▶ The data
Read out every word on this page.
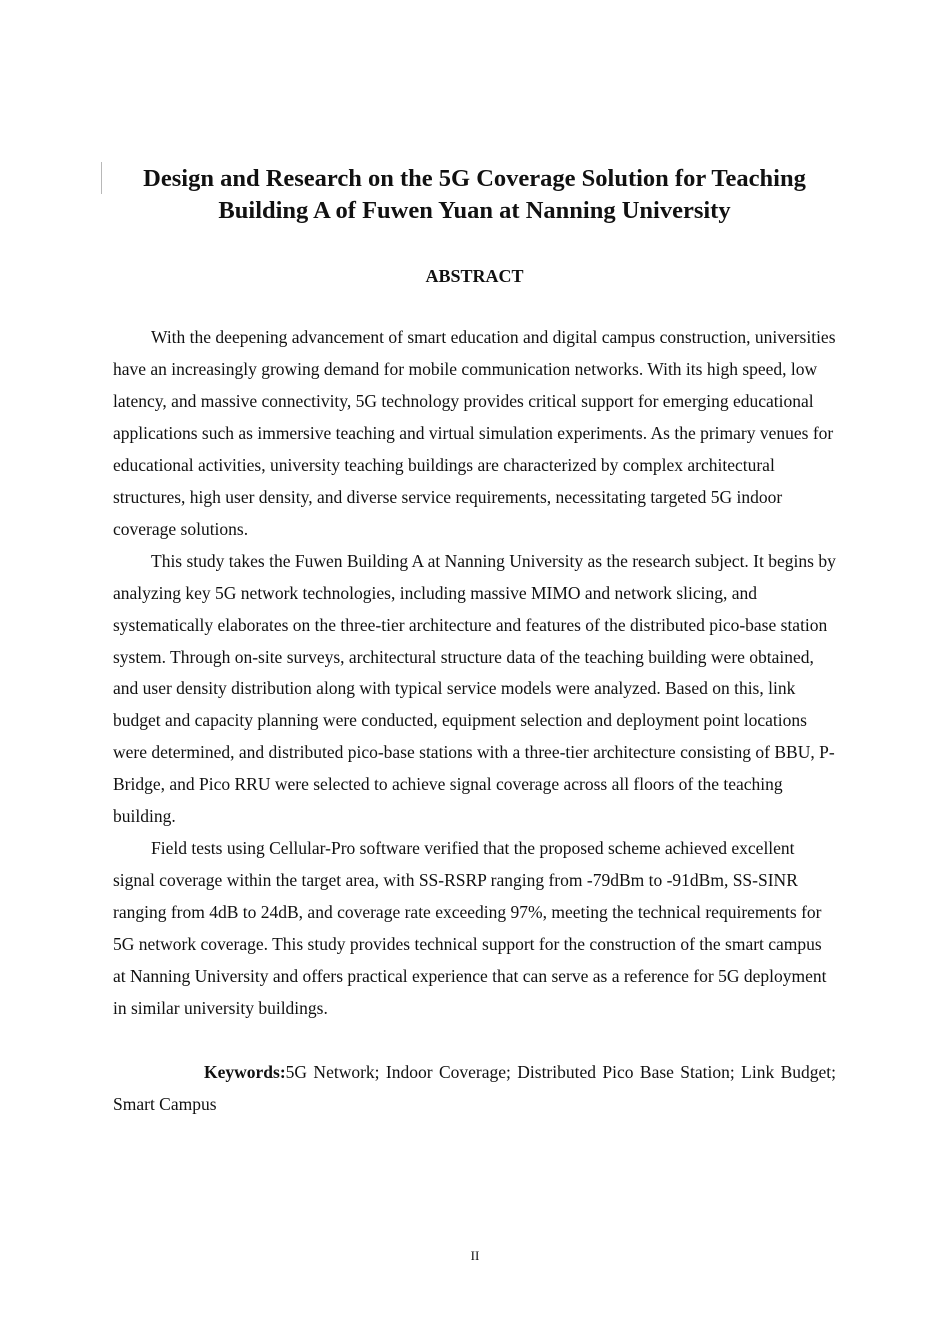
Design and Research on the 5G Coverage Solution for Teaching Building A of Fuwen Yuan at Nanning University
ABSTRACT

With the deepening advancement of smart education and digital campus construction, universities have an increasingly growing demand for mobile communication networks. With its high speed, low latency, and massive connectivity, 5G technology provides critical support for emerging educational applications such as immersive teaching and virtual simulation experiments. As the primary venues for educational activities, university teaching buildings are characterized by complex architectural structures, high user density, and diverse service requirements, necessitating targeted 5G indoor coverage solutions.

This study takes the Fuwen Building A at Nanning University as the research subject. It begins by analyzing key 5G network technologies, including massive MIMO and network slicing, and systematically elaborates on the three-tier architecture and features of the distributed pico-base station system. Through on-site surveys, architectural structure data of the teaching building were obtained, and user density distribution along with typical service models were analyzed. Based on this, link budget and capacity planning were conducted, equipment selection and deployment point locations were determined, and distributed pico-base stations with a three-tier architecture consisting of BBU, P-Bridge, and Pico RRU were selected to achieve signal coverage across all floors of the teaching building.

Field tests using Cellular-Pro software verified that the proposed scheme achieved excellent signal coverage within the target area, with SS-RSRP ranging from -79dBm to -91dBm, SS-SINR ranging from 4dB to 24dB, and coverage rate exceeding 97%, meeting the technical requirements for 5G network coverage. This study provides technical support for the construction of the smart campus at Nanning University and offers practical experience that can serve as a reference for 5G deployment in similar university buildings.

Keywords:5G Network; Indoor Coverage; Distributed Pico Base Station; Link Budget; Smart Campus

II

▶ Task instructions
Reproduce the whole listing word for word, setting aside any pictures.

▶ Result
Read out every word on this page.
Design and Research on the 5G Coverage Solution for Teaching Building A of Fuwen Yuan at Nanning University
ABSTRACT

With the deepening advancement of smart education and digital campus construction, universities have an increasingly growing demand for mobile communication networks. With its high speed, low latency, and massive connectivity, 5G technology provides critical support for emerging educational applications such as immersive teaching and virtual simulation experiments. As the primary venues for educational activities, university teaching buildings are characterized by complex architectural structures, high user density, and diverse service requirements, necessitating targeted 5G indoor coverage solutions.

This study takes the Fuwen Building A at Nanning University as the research subject. It begins by analyzing key 5G network technologies, including massive MIMO and network slicing, and systematically elaborates on the three-tier architecture and features of the distributed pico-base station system. Through on-site surveys, architectural structure data of the teaching building were obtained, and user density distribution along with typical service models were analyzed. Based on this, link budget and capacity planning were conducted, equipment selection and deployment point locations were determined, and distributed pico-base stations with a three-tier architecture consisting of BBU, P-Bridge, and Pico RRU were selected to achieve signal coverage across all floors of the teaching building.

Field tests using Cellular-Pro software verified that the proposed scheme achieved excellent signal coverage within the target area, with SS-RSRP ranging from -79dBm to -91dBm, SS-SINR ranging from 4dB to 24dB, and coverage rate exceeding 97%, meeting the technical requirements for 5G network coverage. This study provides technical support for the construction of the smart campus at Nanning University and offers practical experience that can serve as a reference for 5G deployment in similar university buildings.

Keywords:5G Network; Indoor Coverage; Distributed Pico Base Station; Link Budget; Smart Campus

II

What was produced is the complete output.